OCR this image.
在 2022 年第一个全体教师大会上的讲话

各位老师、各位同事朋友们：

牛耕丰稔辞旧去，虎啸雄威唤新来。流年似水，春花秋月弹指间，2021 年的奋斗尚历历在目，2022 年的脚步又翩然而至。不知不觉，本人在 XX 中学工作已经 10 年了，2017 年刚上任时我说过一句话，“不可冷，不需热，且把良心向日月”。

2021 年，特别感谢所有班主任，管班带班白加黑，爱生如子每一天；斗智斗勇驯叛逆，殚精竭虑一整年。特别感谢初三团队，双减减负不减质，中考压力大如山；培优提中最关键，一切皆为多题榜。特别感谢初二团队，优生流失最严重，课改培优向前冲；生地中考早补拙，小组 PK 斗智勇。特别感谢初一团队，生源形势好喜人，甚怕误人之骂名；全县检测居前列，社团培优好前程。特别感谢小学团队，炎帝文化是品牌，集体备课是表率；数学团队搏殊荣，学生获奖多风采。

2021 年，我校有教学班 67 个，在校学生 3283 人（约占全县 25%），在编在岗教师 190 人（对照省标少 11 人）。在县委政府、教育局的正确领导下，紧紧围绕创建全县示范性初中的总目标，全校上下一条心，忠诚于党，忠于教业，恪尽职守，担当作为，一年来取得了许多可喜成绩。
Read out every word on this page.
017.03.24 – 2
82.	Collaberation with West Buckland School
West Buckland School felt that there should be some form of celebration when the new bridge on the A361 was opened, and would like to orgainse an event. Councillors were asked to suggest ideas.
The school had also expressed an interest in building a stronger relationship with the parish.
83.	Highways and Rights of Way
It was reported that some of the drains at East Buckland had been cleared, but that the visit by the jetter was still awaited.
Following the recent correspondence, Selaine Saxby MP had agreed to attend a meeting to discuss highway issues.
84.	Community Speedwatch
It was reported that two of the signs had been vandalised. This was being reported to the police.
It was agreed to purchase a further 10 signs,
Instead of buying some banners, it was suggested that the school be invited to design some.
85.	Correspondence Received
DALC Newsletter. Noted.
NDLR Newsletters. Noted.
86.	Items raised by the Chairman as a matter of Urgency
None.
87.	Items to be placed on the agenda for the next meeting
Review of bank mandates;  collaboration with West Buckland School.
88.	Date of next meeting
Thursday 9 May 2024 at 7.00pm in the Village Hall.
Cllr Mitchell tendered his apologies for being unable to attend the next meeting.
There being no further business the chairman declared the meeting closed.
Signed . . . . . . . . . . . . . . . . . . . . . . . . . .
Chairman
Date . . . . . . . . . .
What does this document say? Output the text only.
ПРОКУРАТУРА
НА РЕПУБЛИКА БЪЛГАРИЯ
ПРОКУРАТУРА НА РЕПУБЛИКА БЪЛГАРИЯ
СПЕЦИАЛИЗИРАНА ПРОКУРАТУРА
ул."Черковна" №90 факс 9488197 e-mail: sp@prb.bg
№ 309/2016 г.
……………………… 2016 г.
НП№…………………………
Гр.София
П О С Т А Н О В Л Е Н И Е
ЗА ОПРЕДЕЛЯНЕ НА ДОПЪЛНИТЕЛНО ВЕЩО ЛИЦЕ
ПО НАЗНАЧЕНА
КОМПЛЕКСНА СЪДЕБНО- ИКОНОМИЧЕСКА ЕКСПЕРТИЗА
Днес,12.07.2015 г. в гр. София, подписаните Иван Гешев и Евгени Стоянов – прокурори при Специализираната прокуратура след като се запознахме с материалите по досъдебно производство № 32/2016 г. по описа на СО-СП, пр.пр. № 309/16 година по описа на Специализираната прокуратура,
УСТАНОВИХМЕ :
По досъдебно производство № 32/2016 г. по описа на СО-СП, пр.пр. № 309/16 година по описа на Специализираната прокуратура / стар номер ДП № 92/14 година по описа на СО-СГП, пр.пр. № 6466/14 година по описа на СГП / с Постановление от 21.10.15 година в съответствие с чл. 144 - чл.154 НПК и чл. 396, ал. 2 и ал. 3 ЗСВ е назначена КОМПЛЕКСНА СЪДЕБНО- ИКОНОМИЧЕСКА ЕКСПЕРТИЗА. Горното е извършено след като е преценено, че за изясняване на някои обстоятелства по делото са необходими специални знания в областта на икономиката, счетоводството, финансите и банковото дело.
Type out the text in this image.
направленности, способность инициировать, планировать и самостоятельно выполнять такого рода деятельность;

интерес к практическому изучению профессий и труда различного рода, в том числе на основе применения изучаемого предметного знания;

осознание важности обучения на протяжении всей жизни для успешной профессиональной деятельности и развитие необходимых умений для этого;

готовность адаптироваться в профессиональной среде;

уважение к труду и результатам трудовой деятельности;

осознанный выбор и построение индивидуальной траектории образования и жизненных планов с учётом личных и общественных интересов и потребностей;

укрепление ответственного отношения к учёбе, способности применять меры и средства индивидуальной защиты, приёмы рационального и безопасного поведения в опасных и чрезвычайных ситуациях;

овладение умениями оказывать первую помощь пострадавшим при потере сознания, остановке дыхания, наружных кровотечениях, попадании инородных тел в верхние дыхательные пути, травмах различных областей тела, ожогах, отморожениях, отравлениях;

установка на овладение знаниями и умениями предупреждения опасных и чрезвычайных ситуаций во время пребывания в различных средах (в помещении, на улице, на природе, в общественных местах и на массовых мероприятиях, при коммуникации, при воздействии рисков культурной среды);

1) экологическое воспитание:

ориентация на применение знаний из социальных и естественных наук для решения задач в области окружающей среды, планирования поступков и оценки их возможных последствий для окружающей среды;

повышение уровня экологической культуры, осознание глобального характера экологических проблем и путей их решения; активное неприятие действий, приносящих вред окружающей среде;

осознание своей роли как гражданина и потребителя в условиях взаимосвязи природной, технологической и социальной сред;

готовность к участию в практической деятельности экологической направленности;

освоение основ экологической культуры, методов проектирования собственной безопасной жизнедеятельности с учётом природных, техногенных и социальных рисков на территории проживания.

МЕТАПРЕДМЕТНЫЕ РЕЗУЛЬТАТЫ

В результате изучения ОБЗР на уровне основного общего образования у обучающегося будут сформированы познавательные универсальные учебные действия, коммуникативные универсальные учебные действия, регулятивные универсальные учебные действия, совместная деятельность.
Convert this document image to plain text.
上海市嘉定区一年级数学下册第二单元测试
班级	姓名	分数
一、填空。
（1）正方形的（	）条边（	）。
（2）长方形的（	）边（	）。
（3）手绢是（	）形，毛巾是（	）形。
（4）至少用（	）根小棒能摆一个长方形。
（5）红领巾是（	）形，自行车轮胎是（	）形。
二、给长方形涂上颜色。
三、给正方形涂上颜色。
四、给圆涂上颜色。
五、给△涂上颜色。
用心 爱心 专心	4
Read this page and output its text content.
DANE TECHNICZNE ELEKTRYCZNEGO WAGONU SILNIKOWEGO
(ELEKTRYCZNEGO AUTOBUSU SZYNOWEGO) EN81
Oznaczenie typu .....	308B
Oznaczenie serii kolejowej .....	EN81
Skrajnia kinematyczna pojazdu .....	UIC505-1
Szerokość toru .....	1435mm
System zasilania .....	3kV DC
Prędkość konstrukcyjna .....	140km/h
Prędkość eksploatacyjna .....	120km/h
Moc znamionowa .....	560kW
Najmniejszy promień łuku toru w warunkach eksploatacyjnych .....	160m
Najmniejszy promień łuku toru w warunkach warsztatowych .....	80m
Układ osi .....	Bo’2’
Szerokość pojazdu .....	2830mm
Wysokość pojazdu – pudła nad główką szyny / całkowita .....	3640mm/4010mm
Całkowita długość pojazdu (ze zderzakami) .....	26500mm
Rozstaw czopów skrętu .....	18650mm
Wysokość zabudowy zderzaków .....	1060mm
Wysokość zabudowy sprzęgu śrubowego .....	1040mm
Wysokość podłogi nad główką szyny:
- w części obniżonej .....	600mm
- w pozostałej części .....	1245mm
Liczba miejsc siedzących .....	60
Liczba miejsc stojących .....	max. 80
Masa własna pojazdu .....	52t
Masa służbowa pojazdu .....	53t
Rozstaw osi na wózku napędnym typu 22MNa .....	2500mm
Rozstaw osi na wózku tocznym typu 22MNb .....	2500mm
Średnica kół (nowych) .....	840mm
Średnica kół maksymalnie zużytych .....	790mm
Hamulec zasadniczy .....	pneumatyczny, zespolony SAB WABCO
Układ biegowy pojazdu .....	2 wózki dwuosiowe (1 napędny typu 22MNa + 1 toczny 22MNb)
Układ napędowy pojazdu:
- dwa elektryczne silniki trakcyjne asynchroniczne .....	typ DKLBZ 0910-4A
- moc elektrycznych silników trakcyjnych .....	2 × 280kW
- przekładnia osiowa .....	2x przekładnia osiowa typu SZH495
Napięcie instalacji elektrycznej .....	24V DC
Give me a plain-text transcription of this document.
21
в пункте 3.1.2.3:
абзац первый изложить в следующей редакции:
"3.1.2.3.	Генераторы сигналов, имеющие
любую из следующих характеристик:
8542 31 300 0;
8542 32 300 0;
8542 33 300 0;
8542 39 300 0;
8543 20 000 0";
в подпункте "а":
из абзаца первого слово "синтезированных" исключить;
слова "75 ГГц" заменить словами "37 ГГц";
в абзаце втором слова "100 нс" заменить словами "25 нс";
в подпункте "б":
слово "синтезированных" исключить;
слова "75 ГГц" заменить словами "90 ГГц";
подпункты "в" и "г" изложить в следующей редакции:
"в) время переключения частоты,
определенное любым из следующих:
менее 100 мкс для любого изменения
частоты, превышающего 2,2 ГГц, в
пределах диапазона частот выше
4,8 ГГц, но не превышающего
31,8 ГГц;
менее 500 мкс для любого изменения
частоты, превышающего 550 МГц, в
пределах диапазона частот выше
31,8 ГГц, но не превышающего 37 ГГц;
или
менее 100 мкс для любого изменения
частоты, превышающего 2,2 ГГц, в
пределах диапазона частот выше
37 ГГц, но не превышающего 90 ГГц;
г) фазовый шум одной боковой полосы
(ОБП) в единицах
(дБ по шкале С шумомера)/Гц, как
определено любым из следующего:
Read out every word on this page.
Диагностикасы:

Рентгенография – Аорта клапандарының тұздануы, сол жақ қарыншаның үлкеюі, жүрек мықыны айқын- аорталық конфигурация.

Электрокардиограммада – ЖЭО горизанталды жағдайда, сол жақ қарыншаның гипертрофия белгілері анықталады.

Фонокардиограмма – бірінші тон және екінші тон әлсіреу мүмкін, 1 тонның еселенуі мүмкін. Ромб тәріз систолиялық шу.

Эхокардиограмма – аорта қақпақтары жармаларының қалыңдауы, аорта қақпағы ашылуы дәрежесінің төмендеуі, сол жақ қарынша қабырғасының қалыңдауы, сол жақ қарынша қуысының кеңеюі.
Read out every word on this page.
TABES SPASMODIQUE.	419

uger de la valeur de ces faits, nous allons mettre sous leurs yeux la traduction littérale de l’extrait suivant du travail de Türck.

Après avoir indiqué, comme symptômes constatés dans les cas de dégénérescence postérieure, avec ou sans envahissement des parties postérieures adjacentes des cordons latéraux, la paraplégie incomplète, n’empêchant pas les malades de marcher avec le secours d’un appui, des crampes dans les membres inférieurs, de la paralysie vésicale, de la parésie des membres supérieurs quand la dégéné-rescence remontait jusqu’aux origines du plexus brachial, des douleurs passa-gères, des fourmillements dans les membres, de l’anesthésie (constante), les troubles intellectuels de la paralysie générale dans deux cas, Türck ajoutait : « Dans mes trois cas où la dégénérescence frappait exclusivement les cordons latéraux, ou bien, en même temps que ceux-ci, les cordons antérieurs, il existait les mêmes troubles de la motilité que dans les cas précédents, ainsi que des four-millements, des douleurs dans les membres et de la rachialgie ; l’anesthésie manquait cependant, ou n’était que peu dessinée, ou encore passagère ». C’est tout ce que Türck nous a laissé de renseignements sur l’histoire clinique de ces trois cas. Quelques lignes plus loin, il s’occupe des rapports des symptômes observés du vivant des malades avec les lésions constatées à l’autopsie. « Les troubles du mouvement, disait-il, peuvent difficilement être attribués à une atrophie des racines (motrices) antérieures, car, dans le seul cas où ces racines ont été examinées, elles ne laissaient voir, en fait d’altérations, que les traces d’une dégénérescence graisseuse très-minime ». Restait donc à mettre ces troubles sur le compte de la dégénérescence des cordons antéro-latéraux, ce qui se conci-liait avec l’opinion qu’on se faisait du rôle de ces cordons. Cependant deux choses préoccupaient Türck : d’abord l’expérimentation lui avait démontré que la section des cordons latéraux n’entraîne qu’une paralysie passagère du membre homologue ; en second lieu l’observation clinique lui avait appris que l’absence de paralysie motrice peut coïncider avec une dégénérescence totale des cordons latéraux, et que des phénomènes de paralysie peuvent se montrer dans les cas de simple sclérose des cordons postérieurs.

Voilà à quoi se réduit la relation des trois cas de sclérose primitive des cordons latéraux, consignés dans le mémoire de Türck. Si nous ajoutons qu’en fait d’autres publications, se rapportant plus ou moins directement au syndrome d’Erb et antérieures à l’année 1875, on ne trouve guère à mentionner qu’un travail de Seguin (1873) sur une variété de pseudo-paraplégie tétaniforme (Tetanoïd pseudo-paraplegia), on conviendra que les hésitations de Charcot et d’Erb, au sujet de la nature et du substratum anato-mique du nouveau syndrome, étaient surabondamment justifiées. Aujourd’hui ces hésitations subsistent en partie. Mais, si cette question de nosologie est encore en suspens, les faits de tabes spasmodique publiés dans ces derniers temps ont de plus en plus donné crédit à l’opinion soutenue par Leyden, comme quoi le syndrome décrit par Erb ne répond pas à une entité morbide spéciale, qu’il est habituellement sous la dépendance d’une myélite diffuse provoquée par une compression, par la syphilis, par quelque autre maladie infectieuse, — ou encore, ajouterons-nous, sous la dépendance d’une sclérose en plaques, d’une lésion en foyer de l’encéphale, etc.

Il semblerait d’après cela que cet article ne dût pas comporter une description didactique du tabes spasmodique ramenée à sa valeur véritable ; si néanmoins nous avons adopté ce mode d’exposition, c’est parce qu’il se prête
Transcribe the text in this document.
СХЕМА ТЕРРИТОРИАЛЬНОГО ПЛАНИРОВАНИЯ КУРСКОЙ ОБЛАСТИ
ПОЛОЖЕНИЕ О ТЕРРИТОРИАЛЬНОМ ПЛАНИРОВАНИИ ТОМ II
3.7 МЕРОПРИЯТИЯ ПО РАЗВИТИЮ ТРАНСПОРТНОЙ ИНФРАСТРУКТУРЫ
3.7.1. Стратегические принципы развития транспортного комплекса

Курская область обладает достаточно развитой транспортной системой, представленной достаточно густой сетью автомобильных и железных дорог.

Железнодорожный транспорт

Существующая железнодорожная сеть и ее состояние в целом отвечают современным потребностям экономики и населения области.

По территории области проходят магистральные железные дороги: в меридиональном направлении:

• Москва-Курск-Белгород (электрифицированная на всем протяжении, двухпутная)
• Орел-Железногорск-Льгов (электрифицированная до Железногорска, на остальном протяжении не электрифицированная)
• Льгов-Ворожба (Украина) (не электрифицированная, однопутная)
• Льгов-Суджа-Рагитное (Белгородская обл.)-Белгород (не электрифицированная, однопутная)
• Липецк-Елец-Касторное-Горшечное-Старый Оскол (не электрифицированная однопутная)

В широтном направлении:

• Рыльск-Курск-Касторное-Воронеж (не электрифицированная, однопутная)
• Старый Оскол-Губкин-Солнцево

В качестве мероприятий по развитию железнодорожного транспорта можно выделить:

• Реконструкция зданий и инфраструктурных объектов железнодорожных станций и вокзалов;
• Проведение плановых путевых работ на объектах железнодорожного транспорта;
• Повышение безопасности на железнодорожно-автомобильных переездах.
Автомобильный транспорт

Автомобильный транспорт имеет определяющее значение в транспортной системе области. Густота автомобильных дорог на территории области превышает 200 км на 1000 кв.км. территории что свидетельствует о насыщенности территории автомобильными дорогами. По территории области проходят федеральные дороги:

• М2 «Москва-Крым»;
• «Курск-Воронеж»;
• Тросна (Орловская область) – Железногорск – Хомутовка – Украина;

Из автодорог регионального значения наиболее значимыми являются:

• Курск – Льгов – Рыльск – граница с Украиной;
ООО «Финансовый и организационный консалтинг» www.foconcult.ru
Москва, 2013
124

Short exercise: All lines that include "София" are to be gathered and copied.

Response to this exercise:
Гр.София
Днес,12.07.2015 г. в гр. София, подписаните Иван Гешев и Евгени Стоянов – прокурори при Специализираната прокуратура след като се запознахме с материалите по досъдебно производство № 32/2016 г. по описа на СО-СП, пр.пр. № 309/16 година по описа на Специализираната прокуратура,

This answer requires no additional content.